Look through the data below. Collect every line where the word "text" occurs.

- [Data tied to figure images]
.....
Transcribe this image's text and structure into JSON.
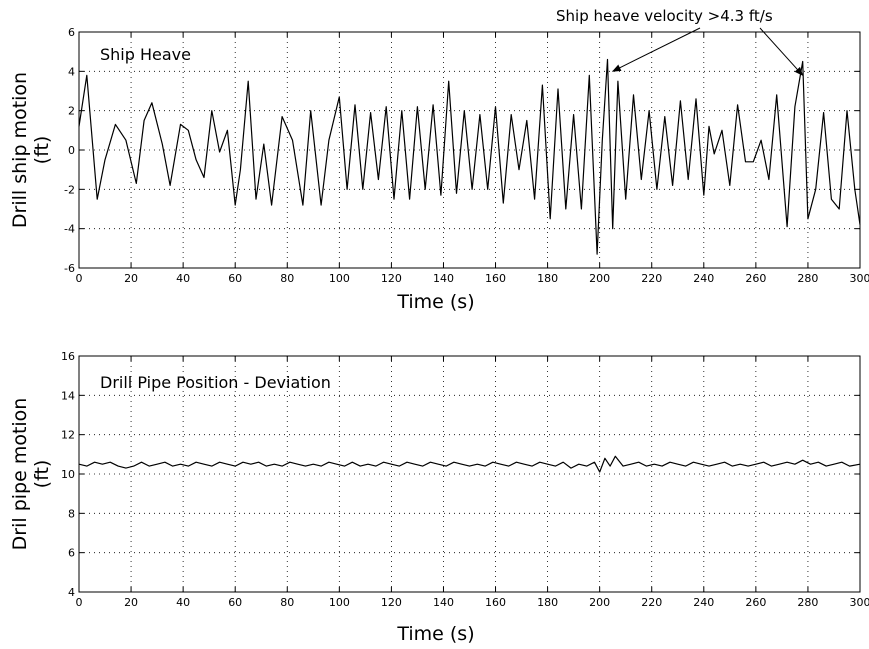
{
  "chart_data": [
    {
      "type": "line",
      "title": "Ship Heave",
      "xlabel": "Time (s)",
      "ylabel_line1": "Drill ship motion",
      "ylabel_line2": "(ft)",
      "xlim": [
        0,
        300
      ],
      "ylim": [
        -6,
        6
      ],
      "xticks": [
        0,
        20,
        40,
        60,
        80,
        100,
        120,
        140,
        160,
        180,
        200,
        220,
        240,
        260,
        280,
        300
      ],
      "yticks": [
        -6,
        -4,
        -2,
        0,
        2,
        4,
        6
      ],
      "grid": true,
      "annotation": {
        "text": "Ship heave velocity >4.3 ft/s",
        "targets": [
          [
            205,
            4.0
          ],
          [
            278,
            3.8
          ]
        ]
      },
      "series": [
        {
          "color": "#000000",
          "x": [
            0,
            3,
            7,
            10,
            14,
            18,
            22,
            25,
            28,
            32,
            35,
            39,
            42,
            45,
            48,
            51,
            54,
            57,
            60,
            62,
            65,
            68,
            71,
            74,
            78,
            82,
            86,
            89,
            93,
            96,
            100,
            103,
            106,
            109,
            112,
            115,
            118,
            121,
            124,
            127,
            130,
            133,
            136,
            139,
            142,
            145,
            148,
            151,
            154,
            157,
            160,
            163,
            166,
            169,
            172,
            175,
            178,
            181,
            184,
            187,
            190,
            193,
            196,
            199,
            201,
            203,
            205,
            207,
            210,
            213,
            216,
            219,
            222,
            225,
            228,
            231,
            234,
            237,
            240,
            242,
            244,
            247,
            250,
            253,
            256,
            259,
            262,
            265,
            268,
            272,
            275,
            278,
            280,
            283,
            286,
            289,
            292,
            295,
            298,
            300
          ],
          "y": [
            1.2,
            3.8,
            -2.5,
            -0.5,
            1.3,
            0.5,
            -1.7,
            1.5,
            2.4,
            0.3,
            -1.8,
            1.3,
            1.0,
            -0.5,
            -1.4,
            2.0,
            -0.1,
            1.0,
            -2.8,
            -1.0,
            3.5,
            -2.5,
            0.3,
            -2.8,
            1.7,
            0.5,
            -2.8,
            2.0,
            -2.8,
            0.5,
            2.7,
            -2.0,
            2.3,
            -2.0,
            1.9,
            -1.5,
            2.2,
            -2.5,
            2.0,
            -2.5,
            2.2,
            -2.0,
            2.3,
            -2.3,
            3.5,
            -2.2,
            2.0,
            -2.0,
            1.8,
            -2.0,
            2.2,
            -2.7,
            1.8,
            -1.0,
            1.5,
            -2.5,
            3.3,
            -3.5,
            3.1,
            -3.0,
            1.8,
            -3.0,
            3.8,
            -5.3,
            0.5,
            4.6,
            -4.0,
            3.5,
            -2.5,
            2.8,
            -1.5,
            2.0,
            -2.0,
            1.7,
            -1.8,
            2.5,
            -1.5,
            2.6,
            -2.3,
            1.2,
            -0.2,
            1.0,
            -1.8,
            2.3,
            -0.6,
            -0.6,
            0.5,
            -1.5,
            2.8,
            -3.9,
            2.2,
            4.5,
            -3.5,
            -2.0,
            1.9,
            -2.5,
            -3.0,
            2.0,
            -2.0,
            -3.8
          ]
        }
      ]
    },
    {
      "type": "line",
      "title": "Drill Pipe Position - Deviation",
      "xlabel": "Time (s)",
      "ylabel_line1": "Dril pipe motion",
      "ylabel_line2": "(ft)",
      "xlim": [
        0,
        300
      ],
      "ylim": [
        4,
        16
      ],
      "xticks": [
        0,
        20,
        40,
        60,
        80,
        100,
        120,
        140,
        160,
        180,
        200,
        220,
        240,
        260,
        280,
        300
      ],
      "yticks": [
        4,
        6,
        8,
        10,
        12,
        14,
        16
      ],
      "grid": true,
      "series": [
        {
          "color": "#000000",
          "x": [
            0,
            3,
            6,
            9,
            12,
            15,
            18,
            21,
            24,
            27,
            30,
            33,
            36,
            39,
            42,
            45,
            48,
            51,
            54,
            57,
            60,
            63,
            66,
            69,
            72,
            75,
            78,
            81,
            84,
            87,
            90,
            93,
            96,
            99,
            102,
            105,
            108,
            111,
            114,
            117,
            120,
            123,
            126,
            129,
            132,
            135,
            138,
            141,
            144,
            147,
            150,
            153,
            156,
            159,
            162,
            165,
            168,
            171,
            174,
            177,
            180,
            183,
            186,
            189,
            192,
            195,
            198,
            200,
            202,
            204,
            206,
            209,
            212,
            215,
            218,
            221,
            224,
            227,
            230,
            233,
            236,
            239,
            242,
            245,
            248,
            251,
            254,
            257,
            260,
            263,
            266,
            269,
            272,
            275,
            278,
            281,
            284,
            287,
            290,
            293,
            296,
            300
          ],
          "y": [
            10.5,
            10.4,
            10.6,
            10.5,
            10.6,
            10.4,
            10.3,
            10.4,
            10.6,
            10.4,
            10.5,
            10.6,
            10.4,
            10.5,
            10.4,
            10.6,
            10.5,
            10.4,
            10.6,
            10.5,
            10.4,
            10.6,
            10.5,
            10.6,
            10.4,
            10.5,
            10.4,
            10.6,
            10.5,
            10.4,
            10.5,
            10.4,
            10.6,
            10.5,
            10.4,
            10.6,
            10.4,
            10.5,
            10.4,
            10.6,
            10.5,
            10.4,
            10.6,
            10.5,
            10.4,
            10.6,
            10.5,
            10.4,
            10.6,
            10.5,
            10.4,
            10.5,
            10.4,
            10.6,
            10.5,
            10.4,
            10.6,
            10.5,
            10.4,
            10.6,
            10.5,
            10.4,
            10.6,
            10.3,
            10.5,
            10.4,
            10.6,
            10.1,
            10.8,
            10.4,
            10.9,
            10.4,
            10.5,
            10.6,
            10.4,
            10.5,
            10.4,
            10.6,
            10.5,
            10.4,
            10.6,
            10.5,
            10.4,
            10.5,
            10.6,
            10.4,
            10.5,
            10.4,
            10.5,
            10.6,
            10.4,
            10.5,
            10.6,
            10.5,
            10.7,
            10.5,
            10.6,
            10.4,
            10.5,
            10.6,
            10.4,
            10.5
          ]
        }
      ]
    }
  ]
}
.....
- [SOLUTION TO THIS EXERCISE]
Transcribe this image's text and structure into JSON.
        "text": "Ship heave velocity >4.3 ft/s",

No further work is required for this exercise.